[start Data shown]

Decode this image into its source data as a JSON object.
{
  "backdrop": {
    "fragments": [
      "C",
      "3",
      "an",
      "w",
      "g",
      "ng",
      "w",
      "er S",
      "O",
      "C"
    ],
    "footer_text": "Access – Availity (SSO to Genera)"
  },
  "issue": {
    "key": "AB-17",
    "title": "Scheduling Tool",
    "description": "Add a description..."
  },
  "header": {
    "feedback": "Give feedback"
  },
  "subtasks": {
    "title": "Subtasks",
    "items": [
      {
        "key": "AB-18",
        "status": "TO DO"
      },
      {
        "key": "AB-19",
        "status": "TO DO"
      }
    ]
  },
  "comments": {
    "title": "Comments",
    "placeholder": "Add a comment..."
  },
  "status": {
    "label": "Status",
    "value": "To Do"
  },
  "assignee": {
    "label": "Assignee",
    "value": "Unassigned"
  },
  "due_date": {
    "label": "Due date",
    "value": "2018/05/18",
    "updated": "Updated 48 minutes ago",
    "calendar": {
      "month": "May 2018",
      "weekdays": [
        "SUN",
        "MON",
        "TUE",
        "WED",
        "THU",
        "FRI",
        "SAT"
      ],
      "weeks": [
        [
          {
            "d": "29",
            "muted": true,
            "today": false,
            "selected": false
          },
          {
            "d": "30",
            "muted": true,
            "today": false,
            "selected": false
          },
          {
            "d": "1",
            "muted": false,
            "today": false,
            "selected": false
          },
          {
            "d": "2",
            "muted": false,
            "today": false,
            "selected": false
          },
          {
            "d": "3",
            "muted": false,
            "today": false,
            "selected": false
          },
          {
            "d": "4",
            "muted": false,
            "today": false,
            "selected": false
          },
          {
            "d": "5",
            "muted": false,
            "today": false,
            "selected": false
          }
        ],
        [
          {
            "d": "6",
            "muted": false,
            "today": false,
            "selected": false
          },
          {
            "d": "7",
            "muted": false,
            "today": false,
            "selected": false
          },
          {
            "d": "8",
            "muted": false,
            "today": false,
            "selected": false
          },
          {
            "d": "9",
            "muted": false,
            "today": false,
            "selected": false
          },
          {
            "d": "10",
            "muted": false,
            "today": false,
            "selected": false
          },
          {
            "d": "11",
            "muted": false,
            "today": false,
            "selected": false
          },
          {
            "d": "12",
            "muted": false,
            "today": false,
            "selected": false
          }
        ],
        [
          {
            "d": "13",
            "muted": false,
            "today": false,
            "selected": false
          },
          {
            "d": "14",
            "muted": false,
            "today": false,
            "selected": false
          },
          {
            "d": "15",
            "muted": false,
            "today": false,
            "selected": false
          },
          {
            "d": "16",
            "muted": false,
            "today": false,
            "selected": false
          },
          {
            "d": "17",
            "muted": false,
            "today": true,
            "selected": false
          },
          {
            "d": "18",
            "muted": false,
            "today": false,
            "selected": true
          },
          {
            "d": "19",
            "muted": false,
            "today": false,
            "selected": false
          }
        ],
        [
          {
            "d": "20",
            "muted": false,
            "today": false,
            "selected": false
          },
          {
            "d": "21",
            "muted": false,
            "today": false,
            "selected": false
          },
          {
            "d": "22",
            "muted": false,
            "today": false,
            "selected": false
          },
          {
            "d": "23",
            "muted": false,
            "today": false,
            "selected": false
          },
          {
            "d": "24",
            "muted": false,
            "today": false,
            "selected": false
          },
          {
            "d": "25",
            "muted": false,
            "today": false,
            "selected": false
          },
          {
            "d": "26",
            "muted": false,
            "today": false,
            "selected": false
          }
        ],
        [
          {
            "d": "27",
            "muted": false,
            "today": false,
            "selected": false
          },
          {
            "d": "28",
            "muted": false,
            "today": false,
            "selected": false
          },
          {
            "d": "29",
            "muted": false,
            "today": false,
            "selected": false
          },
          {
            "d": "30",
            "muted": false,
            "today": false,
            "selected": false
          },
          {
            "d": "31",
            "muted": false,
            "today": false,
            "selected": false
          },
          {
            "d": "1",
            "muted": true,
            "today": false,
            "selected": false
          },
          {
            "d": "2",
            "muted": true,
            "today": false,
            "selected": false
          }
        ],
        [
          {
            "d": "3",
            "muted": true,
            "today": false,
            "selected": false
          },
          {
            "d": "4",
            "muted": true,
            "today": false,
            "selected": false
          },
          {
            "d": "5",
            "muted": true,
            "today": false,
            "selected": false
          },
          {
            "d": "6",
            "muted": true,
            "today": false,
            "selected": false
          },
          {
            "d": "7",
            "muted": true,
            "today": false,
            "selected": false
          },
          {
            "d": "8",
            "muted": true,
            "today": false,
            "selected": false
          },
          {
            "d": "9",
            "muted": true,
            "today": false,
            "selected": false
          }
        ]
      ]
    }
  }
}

[end Data shown]

▶ **Task to carry out**:
Return every record, word for word.

▶ **Task output**:
Decode this image into its source data as a JSON object.
{
  "backdrop": {
    "fragments": [
      "C",
      "3",
      "an",
      "w",
      "g",
      "ng",
      "w",
      "er S",
      "O",
      "C"
    ],
    "footer_text": "Access – Availity (SSO to Genera)"
  },
  "issue": {
    "key": "AB-17",
    "title": "Scheduling Tool",
    "description": "Add a description..."
  },
  "header": {
    "feedback": "Give feedback"
  },
  "subtasks": {
    "title": "Subtasks",
    "items": [
      {
        "key": "AB-18",
        "status": "TO DO"
      },
      {
        "key": "AB-19",
        "status": "TO DO"
      }
    ]
  },
  "comments": {
    "title": "Comments",
    "placeholder": "Add a comment..."
  },
  "status": {
    "label": "Status",
    "value": "To Do"
  },
  "assignee": {
    "label": "Assignee",
    "value": "Unassigned"
  },
  "due_date": {
    "label": "Due date",
    "value": "2018/05/18",
    "updated": "Updated 48 minutes ago",
    "calendar": {
      "month": "May 2018",
      "weekdays": [
        "SUN",
        "MON",
        "TUE",
        "WED",
        "THU",
        "FRI",
        "SAT"
      ],
      "weeks": [
        [
          {
            "d": "29",
            "muted": true,
            "today": false,
            "selected": false
          },
          {
            "d": "30",
            "muted": true,
            "today": false,
            "selected": false
          },
          {
            "d": "1",
            "muted": false,
            "today": false,
            "selected": false
          },
          {
            "d": "2",
            "muted": false,
            "today": false,
            "selected": false
          },
          {
            "d": "3",
            "muted": false,
            "today": false,
            "selected": false
          },
          {
            "d": "4",
            "muted": false,
            "today": false,
            "selected": false
          },
          {
            "d": "5",
            "muted": false,
            "today": false,
            "selected": false
          }
        ],
        [
          {
            "d": "6",
            "muted": false,
            "today": false,
            "selected": false
          },
          {
            "d": "7",
            "muted": false,
            "today": false,
            "selected": false
          },
          {
            "d": "8",
            "muted": false,
            "today": false,
            "selected": false
          },
          {
            "d": "9",
            "muted": false,
            "today": false,
            "selected": false
          },
          {
            "d": "10",
            "muted": false,
            "today": false,
            "selected": false
          },
          {
            "d": "11",
            "muted": false,
            "today": false,
            "selected": false
          },
          {
            "d": "12",
            "muted": false,
            "today": false,
            "selected": false
          }
        ],
        [
          {
            "d": "13",
            "muted": false,
            "today": false,
            "selected": false
          },
          {
            "d": "14",
            "muted": false,
            "today": false,
            "selected": false
          },
          {
            "d": "15",
            "muted": false,
            "today": false,
            "selected": false
          },
          {
            "d": "16",
            "muted": false,
            "today": false,
            "selected": false
          },
          {
            "d": "17",
            "muted": false,
            "today": true,
            "selected": false
          },
          {
            "d": "18",
            "muted": false,
            "today": false,
            "selected": true
          },
          {
            "d": "19",
            "muted": false,
            "today": false,
            "selected": false
          }
        ],
        [
          {
            "d": "20",
            "muted": false,
            "today": false,
            "selected": false
          },
          {
            "d": "21",
            "muted": false,
            "today": false,
            "selected": false
          },
          {
            "d": "22",
            "muted": false,
            "today": false,
            "selected": false
          },
          {
            "d": "23",
            "muted": false,
            "today": false,
            "selected": false
          },
          {
            "d": "24",
            "muted": false,
            "today": false,
            "selected": false
          },
          {
            "d": "25",
            "muted": false,
            "today": false,
            "selected": false
          },
          {
            "d": "26",
            "muted": false,
            "today": false,
            "selected": false
          }
        ],
        [
          {
            "d": "27",
            "muted": false,
            "today": false,
            "selected": false
          },
          {
            "d": "28",
            "muted": false,
            "today": false,
            "selected": false
          },
          {
            "d": "29",
            "muted": false,
            "today": false,
            "selected": false
          },
          {
            "d": "30",
            "muted": false,
            "today": false,
            "selected": false
          },
          {
            "d": "31",
            "muted": false,
            "today": false,
            "selected": false
          },
          {
            "d": "1",
            "muted": true,
            "today": false,
            "selected": false
          },
          {
            "d": "2",
            "muted": true,
            "today": false,
            "selected": false
          }
        ],
        [
          {
            "d": "3",
            "muted": true,
            "today": false,
            "selected": false
          },
          {
            "d": "4",
            "muted": true,
            "today": false,
            "selected": false
          },
          {
            "d": "5",
            "muted": true,
            "today": false,
            "selected": false
          },
          {
            "d": "6",
            "muted": true,
            "today": false,
            "selected": false
          },
          {
            "d": "7",
            "muted": true,
            "today": false,
            "selected": false
          },
          {
            "d": "8",
            "muted": true,
            "today": false,
            "selected": false
          },
          {
            "d": "9",
            "muted": true,
            "today": false,
            "selected": false
          }
        ]
      ]
    }
  }
}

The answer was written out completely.